>> Begin MATERIAL

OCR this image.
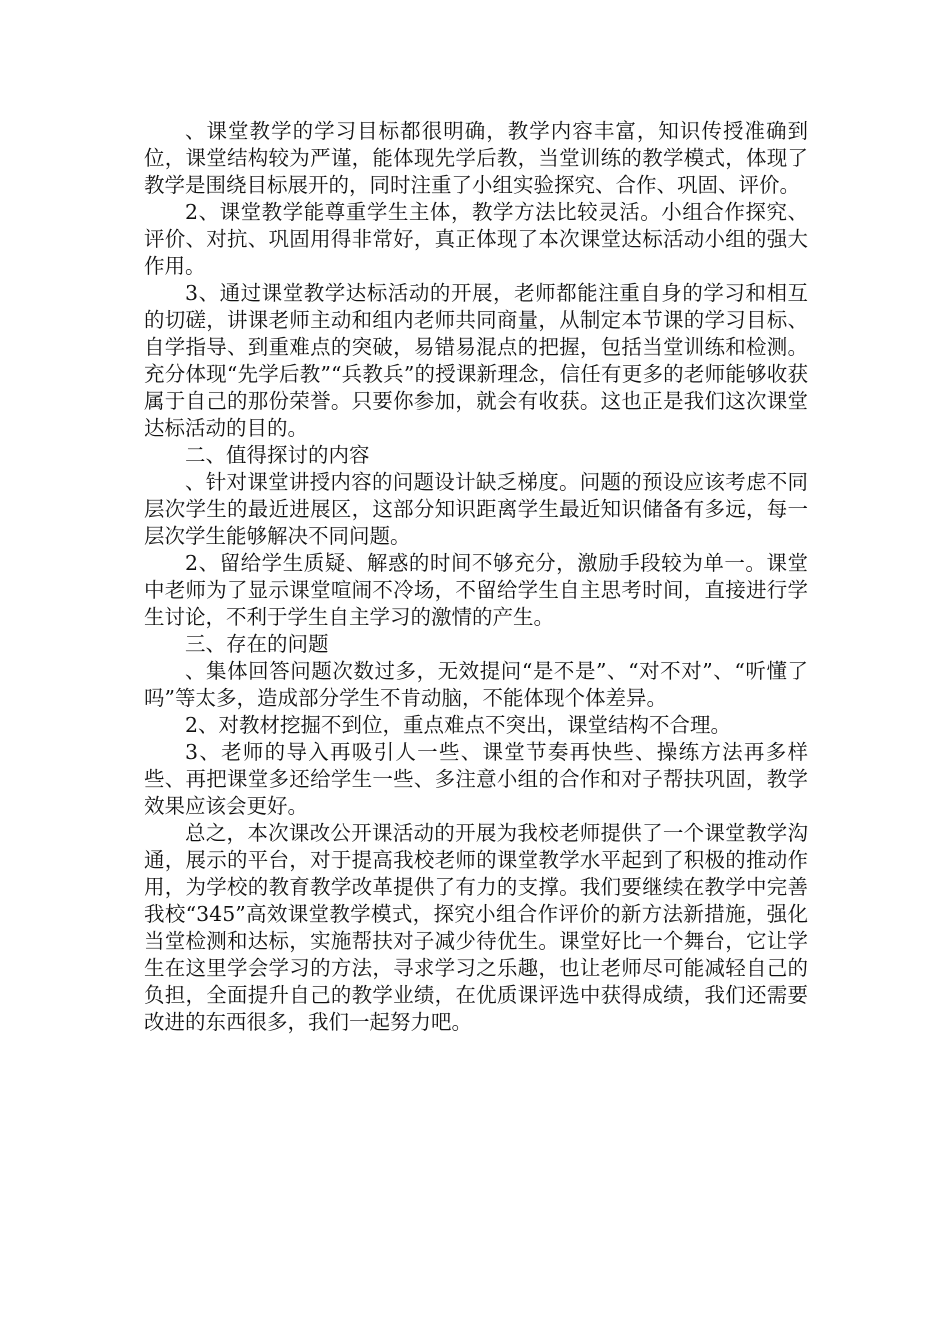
、课堂教学的学习目标都很明确，教学内容丰富，知识传授准确到位，课堂结构较为严谨，能体现先学后教，当堂训练的教学模式，体现了教学是围绕目标展开的，同时注重了小组实验探究、合作、巩固、评价。

2、课堂教学能尊重学生主体，教学方法比较灵活。小组合作探究、评价、对抗、巩固用得非常好，真正体现了本次课堂达标活动小组的强大作用。

3、通过课堂教学达标活动的开展，老师都能注重自身的学习和相互的切磋，讲课老师主动和组内老师共同商量，从制定本节课的学习目标、自学指导、到重难点的突破，易错易混点的把握，包括当堂训练和检测。充分体现“先学后教”“兵教兵”的授课新理念，信任有更多的老师能够收获属于自己的那份荣誉。只要你参加，就会有收获。这也正是我们这次课堂达标活动的目的。

二、值得探讨的内容

、针对课堂讲授内容的问题设计缺乏梯度。问题的预设应该考虑不同层次学生的最近进展区，这部分知识距离学生最近知识储备有多远，每一层次学生能够解决不同问题。

2、留给学生质疑、解惑的时间不够充分，激励手段较为单一。课堂中老师为了显示课堂喧闹不冷场，不留给学生自主思考时间，直接进行学生讨论，不利于学生自主学习的激情的产生。

三、存在的问题

、集体回答问题次数过多，无效提问“是不是”、“对不对”、“听懂了吗”等太多，造成部分学生不肯动脑，不能体现个体差异。

2、对教材挖掘不到位，重点难点不突出，课堂结构不合理。

3、老师的导入再吸引人一些、课堂节奏再快些、操练方法再多样些、再把课堂多还给学生一些、多注意小组的合作和对子帮扶巩固，教学效果应该会更好。

总之，本次课改公开课活动的开展为我校老师提供了一个课堂教学沟通，展示的平台，对于提高我校老师的课堂教学水平起到了积极的推动作用，为学校的教育教学改革提供了有力的支撑。我们要继续在教学中完善我校“345”高效课堂教学模式，探究小组合作评价的新方法新措施，强化当堂检测和达标，实施帮扶对子减少待优生。课堂好比一个舞台，它让学生在这里学会学习的方法，寻求学习之乐趣，也让老师尽可能减轻自己的负担，全面提升自己的教学业绩，在优质课评选中获得成绩，我们还需要改进的东西很多，我们一起努力吧。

>> End MATERIAL

- [SET TASK] Output the entries above exactly, without their pictures.

- [SOLUTION]
OCR this image.
、课堂教学的学习目标都很明确，教学内容丰富，知识传授准确到位，课堂结构较为严谨，能体现先学后教，当堂训练的教学模式，体现了教学是围绕目标展开的，同时注重了小组实验探究、合作、巩固、评价。

2、课堂教学能尊重学生主体，教学方法比较灵活。小组合作探究、评价、对抗、巩固用得非常好，真正体现了本次课堂达标活动小组的强大作用。

3、通过课堂教学达标活动的开展，老师都能注重自身的学习和相互的切磋，讲课老师主动和组内老师共同商量，从制定本节课的学习目标、自学指导、到重难点的突破，易错易混点的把握，包括当堂训练和检测。充分体现“先学后教”“兵教兵”的授课新理念，信任有更多的老师能够收获属于自己的那份荣誉。只要你参加，就会有收获。这也正是我们这次课堂达标活动的目的。

二、值得探讨的内容

、针对课堂讲授内容的问题设计缺乏梯度。问题的预设应该考虑不同层次学生的最近进展区，这部分知识距离学生最近知识储备有多远，每一层次学生能够解决不同问题。

2、留给学生质疑、解惑的时间不够充分，激励手段较为单一。课堂中老师为了显示课堂喧闹不冷场，不留给学生自主思考时间，直接进行学生讨论，不利于学生自主学习的激情的产生。

三、存在的问题

、集体回答问题次数过多，无效提问“是不是”、“对不对”、“听懂了吗”等太多，造成部分学生不肯动脑，不能体现个体差异。

2、对教材挖掘不到位，重点难点不突出，课堂结构不合理。

3、老师的导入再吸引人一些、课堂节奏再快些、操练方法再多样些、再把课堂多还给学生一些、多注意小组的合作和对子帮扶巩固，教学效果应该会更好。

总之，本次课改公开课活动的开展为我校老师提供了一个课堂教学沟通，展示的平台，对于提高我校老师的课堂教学水平起到了积极的推动作用，为学校的教育教学改革提供了有力的支撑。我们要继续在教学中完善我校“345”高效课堂教学模式，探究小组合作评价的新方法新措施，强化当堂检测和达标，实施帮扶对子减少待优生。课堂好比一个舞台，它让学生在这里学会学习的方法，寻求学习之乐趣，也让老师尽可能减轻自己的负担，全面提升自己的教学业绩，在优质课评选中获得成绩，我们还需要改进的东西很多，我们一起努力吧。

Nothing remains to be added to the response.